Instructions to follow.
"making" appears in how many lines of the entries? State only the number.

Records supplied.
════════

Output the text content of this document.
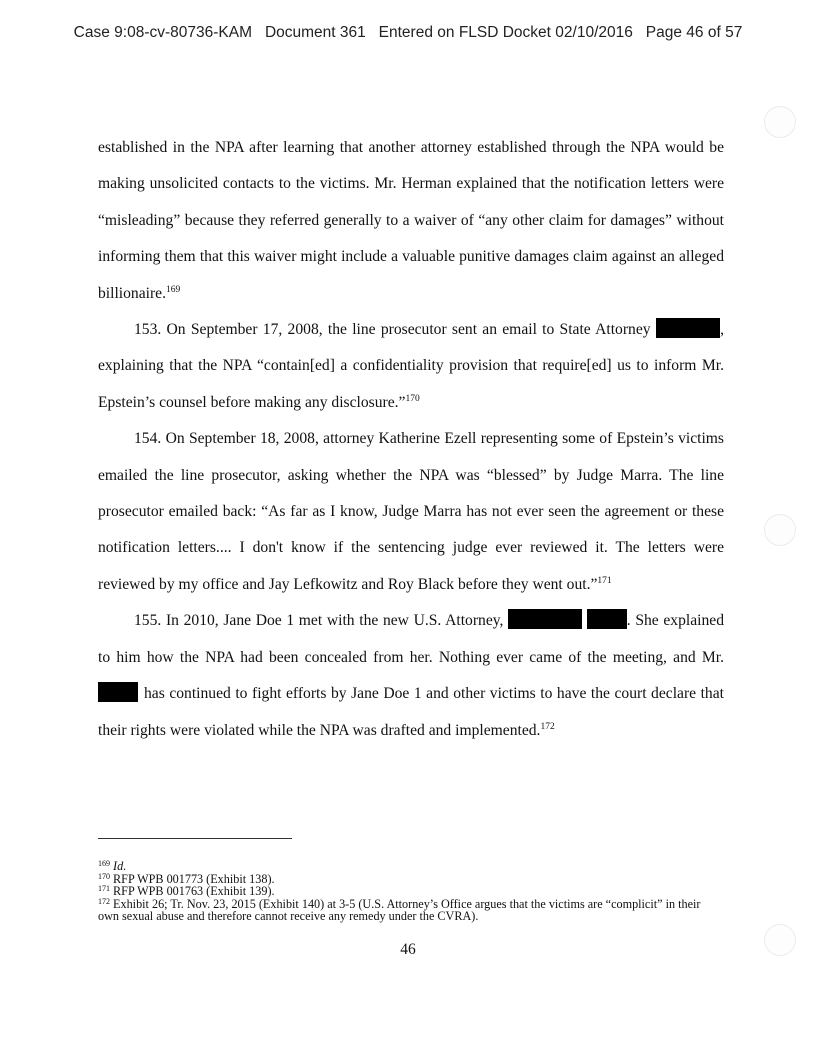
Case 9:08-cv-80736-KAM Document 361 Entered on FLSD Docket 02/10/2016 Page 46 of 57

established in the NPA after learning that another attorney established through the NPA would be making unsolicited contacts to the victims. Mr. Herman explained that the notification letters were “misleading” because they referred generally to a waiver of “any other claim for damages” without informing them that this waiver might include a valuable punitive damages claim against an alleged billionaire.$^{169}$

153. On September 17, 2008, the line prosecutor sent an email to State Attorney	, explaining that the NPA “contain[ed] a confidentiality provision that require[ed] us to inform Mr. Epstein’s counsel before making any disclosure.”$^{170}$

154. On September 18, 2008, attorney Katherine Ezell representing some of Epstein’s victims emailed the line prosecutor, asking whether the NPA was “blessed” by Judge Marra. The line prosecutor emailed back: “As far as I know, Judge Marra has not ever seen the agreement or these notification letters.... I don't know if the sentencing judge ever reviewed it. The letters were reviewed by my office and Jay Lefkowitz and Roy Black before they went out.”$^{171}$

155. In 2010, Jane Doe 1 met with the new U.S. Attorney,	. She explained to him how the NPA had been concealed from her. Nothing ever came of the meeting, and Mr. has continued to fight efforts by Jane Doe 1 and other victims to have the court declare that their rights were violated while the NPA was drafted and implemented.$^{172}$

$^{169}$ Id.

$^{170}$ RFP WPB 001773 (Exhibit 138).

$^{171}$ RFP WPB 001763 (Exhibit 139).

$^{172}$ Exhibit 26; Tr. Nov. 23, 2015 (Exhibit 140) at 3-5 (U.S. Attorney’s Office argues that the victims are “complicit” in their own sexual abuse and therefore cannot receive any remedy under the CVRA).

46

════════

Answer for this exercise.
2